- [REQUEST]
State the number of lines with the string "circle" in them, and nothing else.

- [Stored data entries]
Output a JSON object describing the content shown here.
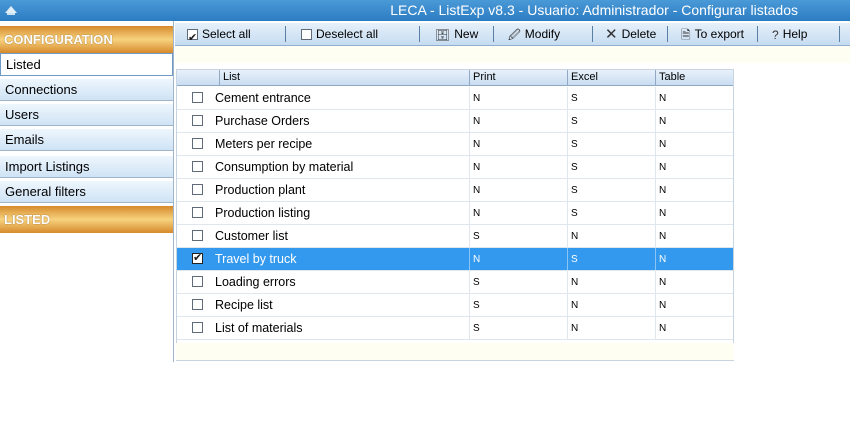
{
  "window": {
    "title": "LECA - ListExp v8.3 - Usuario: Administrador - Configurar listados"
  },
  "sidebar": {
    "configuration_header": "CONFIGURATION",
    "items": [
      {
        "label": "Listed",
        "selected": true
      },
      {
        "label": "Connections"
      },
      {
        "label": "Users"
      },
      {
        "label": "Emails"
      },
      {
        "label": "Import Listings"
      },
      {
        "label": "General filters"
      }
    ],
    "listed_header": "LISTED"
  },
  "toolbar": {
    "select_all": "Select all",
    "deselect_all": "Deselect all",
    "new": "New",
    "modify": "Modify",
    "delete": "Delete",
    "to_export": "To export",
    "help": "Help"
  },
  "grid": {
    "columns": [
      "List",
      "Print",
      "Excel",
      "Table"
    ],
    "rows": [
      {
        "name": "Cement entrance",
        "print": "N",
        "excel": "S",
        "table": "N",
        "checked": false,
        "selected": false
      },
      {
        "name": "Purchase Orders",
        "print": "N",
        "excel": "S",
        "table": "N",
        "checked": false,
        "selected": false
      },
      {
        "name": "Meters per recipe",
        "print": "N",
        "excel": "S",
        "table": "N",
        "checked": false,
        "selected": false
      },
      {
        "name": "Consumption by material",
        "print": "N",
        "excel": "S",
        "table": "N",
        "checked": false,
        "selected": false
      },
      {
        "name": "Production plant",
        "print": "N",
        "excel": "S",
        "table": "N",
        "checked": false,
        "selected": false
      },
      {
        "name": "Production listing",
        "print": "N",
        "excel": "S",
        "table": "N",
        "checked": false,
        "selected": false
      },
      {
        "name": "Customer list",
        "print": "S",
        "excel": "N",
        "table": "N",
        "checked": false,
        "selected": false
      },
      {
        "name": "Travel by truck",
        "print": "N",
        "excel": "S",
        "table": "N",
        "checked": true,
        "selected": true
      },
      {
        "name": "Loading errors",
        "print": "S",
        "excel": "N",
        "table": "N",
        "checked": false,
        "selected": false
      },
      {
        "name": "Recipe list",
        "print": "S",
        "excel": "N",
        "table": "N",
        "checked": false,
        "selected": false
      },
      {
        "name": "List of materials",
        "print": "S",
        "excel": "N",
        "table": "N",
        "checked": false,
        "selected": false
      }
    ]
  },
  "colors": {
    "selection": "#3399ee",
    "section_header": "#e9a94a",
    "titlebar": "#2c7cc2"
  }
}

---

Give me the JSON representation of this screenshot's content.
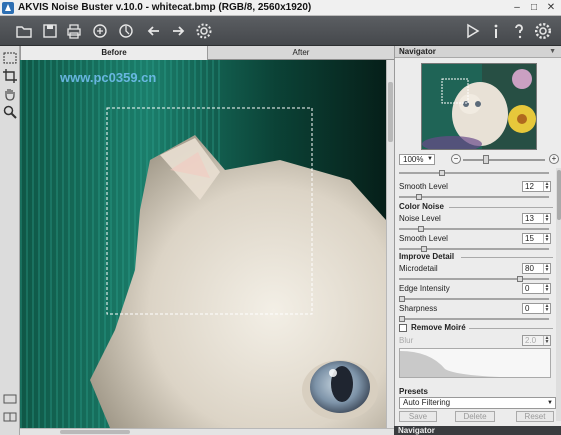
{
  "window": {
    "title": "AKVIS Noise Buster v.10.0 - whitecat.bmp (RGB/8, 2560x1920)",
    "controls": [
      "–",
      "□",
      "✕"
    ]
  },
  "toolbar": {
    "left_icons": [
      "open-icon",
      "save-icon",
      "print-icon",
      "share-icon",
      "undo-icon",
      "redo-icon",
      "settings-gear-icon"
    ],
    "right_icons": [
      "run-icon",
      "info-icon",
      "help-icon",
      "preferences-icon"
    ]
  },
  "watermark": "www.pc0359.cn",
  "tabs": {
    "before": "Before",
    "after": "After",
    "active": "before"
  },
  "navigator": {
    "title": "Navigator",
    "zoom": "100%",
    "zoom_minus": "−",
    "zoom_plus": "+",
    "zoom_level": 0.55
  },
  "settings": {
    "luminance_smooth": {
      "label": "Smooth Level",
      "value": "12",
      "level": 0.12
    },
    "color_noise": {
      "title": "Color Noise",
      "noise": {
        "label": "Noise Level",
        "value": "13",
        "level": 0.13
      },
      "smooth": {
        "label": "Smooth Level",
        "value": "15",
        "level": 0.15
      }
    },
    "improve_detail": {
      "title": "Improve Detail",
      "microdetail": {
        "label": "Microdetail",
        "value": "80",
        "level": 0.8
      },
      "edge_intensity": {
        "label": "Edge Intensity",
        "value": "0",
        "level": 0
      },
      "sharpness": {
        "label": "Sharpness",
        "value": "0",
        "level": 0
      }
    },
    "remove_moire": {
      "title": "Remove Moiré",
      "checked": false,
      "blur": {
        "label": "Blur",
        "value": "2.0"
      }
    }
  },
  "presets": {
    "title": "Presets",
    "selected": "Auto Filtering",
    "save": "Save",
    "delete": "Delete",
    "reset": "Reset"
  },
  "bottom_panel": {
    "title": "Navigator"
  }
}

...

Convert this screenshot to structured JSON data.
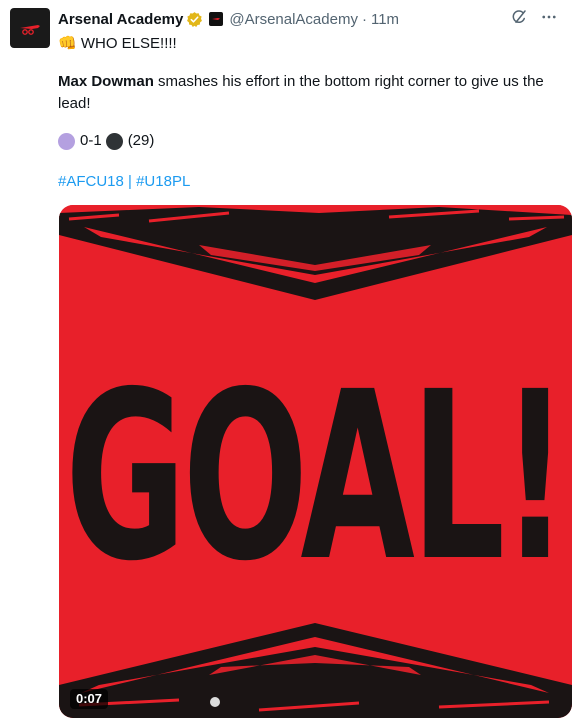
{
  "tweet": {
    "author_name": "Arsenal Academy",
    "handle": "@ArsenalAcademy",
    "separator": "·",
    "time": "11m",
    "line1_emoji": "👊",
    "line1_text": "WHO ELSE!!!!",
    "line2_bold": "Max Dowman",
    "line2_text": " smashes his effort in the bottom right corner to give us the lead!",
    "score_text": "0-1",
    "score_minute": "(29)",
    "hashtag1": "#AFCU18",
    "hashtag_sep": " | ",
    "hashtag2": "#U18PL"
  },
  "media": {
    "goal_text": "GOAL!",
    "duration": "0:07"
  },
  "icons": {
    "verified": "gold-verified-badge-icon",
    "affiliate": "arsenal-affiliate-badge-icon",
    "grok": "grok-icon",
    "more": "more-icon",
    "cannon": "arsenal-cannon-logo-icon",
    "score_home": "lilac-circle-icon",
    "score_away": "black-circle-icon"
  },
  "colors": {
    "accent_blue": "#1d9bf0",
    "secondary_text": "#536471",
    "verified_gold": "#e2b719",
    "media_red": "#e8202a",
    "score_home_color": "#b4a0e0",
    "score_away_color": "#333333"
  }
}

- [TASK OUTPUT]
2